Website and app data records
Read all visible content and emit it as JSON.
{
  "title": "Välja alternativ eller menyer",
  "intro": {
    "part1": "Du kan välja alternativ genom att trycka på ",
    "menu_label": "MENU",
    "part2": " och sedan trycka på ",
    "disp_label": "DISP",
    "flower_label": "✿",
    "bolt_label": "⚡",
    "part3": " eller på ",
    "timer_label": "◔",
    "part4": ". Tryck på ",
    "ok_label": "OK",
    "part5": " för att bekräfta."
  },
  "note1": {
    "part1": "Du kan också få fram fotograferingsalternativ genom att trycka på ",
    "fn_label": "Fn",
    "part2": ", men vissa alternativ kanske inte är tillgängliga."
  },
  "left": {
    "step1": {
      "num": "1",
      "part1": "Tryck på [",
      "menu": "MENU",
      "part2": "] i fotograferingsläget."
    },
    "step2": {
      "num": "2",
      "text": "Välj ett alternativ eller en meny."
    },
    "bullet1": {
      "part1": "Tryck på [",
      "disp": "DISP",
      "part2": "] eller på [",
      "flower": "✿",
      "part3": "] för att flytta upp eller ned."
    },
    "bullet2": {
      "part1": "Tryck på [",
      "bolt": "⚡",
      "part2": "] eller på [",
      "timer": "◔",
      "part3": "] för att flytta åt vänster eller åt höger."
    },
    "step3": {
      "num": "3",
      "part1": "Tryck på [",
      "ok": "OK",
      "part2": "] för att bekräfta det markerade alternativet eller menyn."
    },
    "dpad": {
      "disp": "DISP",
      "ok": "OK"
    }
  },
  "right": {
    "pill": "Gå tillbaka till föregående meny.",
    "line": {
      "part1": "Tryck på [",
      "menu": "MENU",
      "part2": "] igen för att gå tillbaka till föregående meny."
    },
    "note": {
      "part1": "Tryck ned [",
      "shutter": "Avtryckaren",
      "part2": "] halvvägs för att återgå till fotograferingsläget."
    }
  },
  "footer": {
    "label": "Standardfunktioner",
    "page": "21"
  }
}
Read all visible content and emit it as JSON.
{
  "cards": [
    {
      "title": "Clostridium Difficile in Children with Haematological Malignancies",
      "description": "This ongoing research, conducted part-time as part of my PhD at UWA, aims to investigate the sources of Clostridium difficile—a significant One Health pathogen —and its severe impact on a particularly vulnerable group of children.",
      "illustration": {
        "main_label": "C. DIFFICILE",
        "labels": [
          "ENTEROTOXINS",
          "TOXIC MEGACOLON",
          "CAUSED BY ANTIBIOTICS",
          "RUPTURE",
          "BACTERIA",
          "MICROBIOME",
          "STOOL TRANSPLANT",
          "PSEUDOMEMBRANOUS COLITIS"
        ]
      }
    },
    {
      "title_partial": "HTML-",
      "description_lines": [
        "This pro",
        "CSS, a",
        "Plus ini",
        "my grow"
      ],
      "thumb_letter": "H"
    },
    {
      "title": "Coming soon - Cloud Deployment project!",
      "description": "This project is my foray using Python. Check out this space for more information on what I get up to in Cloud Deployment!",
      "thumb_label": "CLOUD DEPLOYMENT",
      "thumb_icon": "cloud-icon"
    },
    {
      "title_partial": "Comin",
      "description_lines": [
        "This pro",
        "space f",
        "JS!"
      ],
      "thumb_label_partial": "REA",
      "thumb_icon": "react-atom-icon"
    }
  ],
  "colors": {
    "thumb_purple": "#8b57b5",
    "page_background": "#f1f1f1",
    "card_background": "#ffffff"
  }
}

**REQUIRED WORK:** The response must consist of all the data, reproduced without alteration.

**RESPONSE AREA:**
Read all visible content and emit it as JSON.
{
  "title": "Välja alternativ eller menyer",
  "intro": {
    "part1": "Du kan välja alternativ genom att trycka på ",
    "menu_label": "MENU",
    "part2": " och sedan trycka på ",
    "disp_label": "DISP",
    "flower_label": "✿",
    "bolt_label": "⚡",
    "part3": " eller på ",
    "timer_label": "◔",
    "part4": ". Tryck på ",
    "ok_label": "OK",
    "part5": " för att bekräfta."
  },
  "note1": {
    "part1": "Du kan också få fram fotograferingsalternativ genom att trycka på ",
    "fn_label": "Fn",
    "part2": ", men vissa alternativ kanske inte är tillgängliga."
  },
  "left": {
    "step1": {
      "num": "1",
      "part1": "Tryck på [",
      "menu": "MENU",
      "part2": "] i fotograferingsläget."
    },
    "step2": {
      "num": "2",
      "text": "Välj ett alternativ eller en meny."
    },
    "bullet1": {
      "part1": "Tryck på [",
      "disp": "DISP",
      "part2": "] eller på [",
      "flower": "✿",
      "part3": "] för att flytta upp eller ned."
    },
    "bullet2": {
      "part1": "Tryck på [",
      "bolt": "⚡",
      "part2": "] eller på [",
      "timer": "◔",
      "part3": "] för att flytta åt vänster eller åt höger."
    },
    "step3": {
      "num": "3",
      "part1": "Tryck på [",
      "ok": "OK",
      "part2": "] för att bekräfta det markerade alternativet eller menyn."
    },
    "dpad": {
      "disp": "DISP",
      "ok": "OK"
    }
  },
  "right": {
    "pill": "Gå tillbaka till föregående meny.",
    "line": {
      "part1": "Tryck på [",
      "menu": "MENU",
      "part2": "] igen för att gå tillbaka till föregående meny."
    },
    "note": {
      "part1": "Tryck ned [",
      "shutter": "Avtryckaren",
      "part2": "] halvvägs för att återgå till fotograferingsläget."
    }
  },
  "footer": {
    "label": "Standardfunktioner",
    "page": "21"
  }
}
Read all visible content and emit it as JSON.
{
  "cards": [
    {
      "title": "Clostridium Difficile in Children with Haematological Malignancies",
      "description": "This ongoing research, conducted part-time as part of my PhD at UWA, aims to investigate the sources of Clostridium difficile—a significant One Health pathogen —and its severe impact on a particularly vulnerable group of children.",
      "illustration": {
        "main_label": "C. DIFFICILE",
        "labels": [
          "ENTEROTOXINS",
          "TOXIC MEGACOLON",
          "CAUSED BY ANTIBIOTICS",
          "RUPTURE",
          "BACTERIA",
          "MICROBIOME",
          "STOOL TRANSPLANT",
          "PSEUDOMEMBRANOUS COLITIS"
        ]
      }
    },
    {
      "title_partial": "HTML-",
      "description_lines": [
        "This pro",
        "CSS, a",
        "Plus ini",
        "my grow"
      ],
      "thumb_letter": "H"
    },
    {
      "title": "Coming soon - Cloud Deployment project!",
      "description": "This project is my foray using Python. Check out this space for more information on what I get up to in Cloud Deployment!",
      "thumb_label": "CLOUD DEPLOYMENT",
      "thumb_icon": "cloud-icon"
    },
    {
      "title_partial": "Comin",
      "description_lines": [
        "This pro",
        "space f",
        "JS!"
      ],
      "thumb_label_partial": "REA",
      "thumb_icon": "react-atom-icon"
    }
  ],
  "colors": {
    "thumb_purple": "#8b57b5",
    "page_background": "#f1f1f1",
    "card_background": "#ffffff"
  }
}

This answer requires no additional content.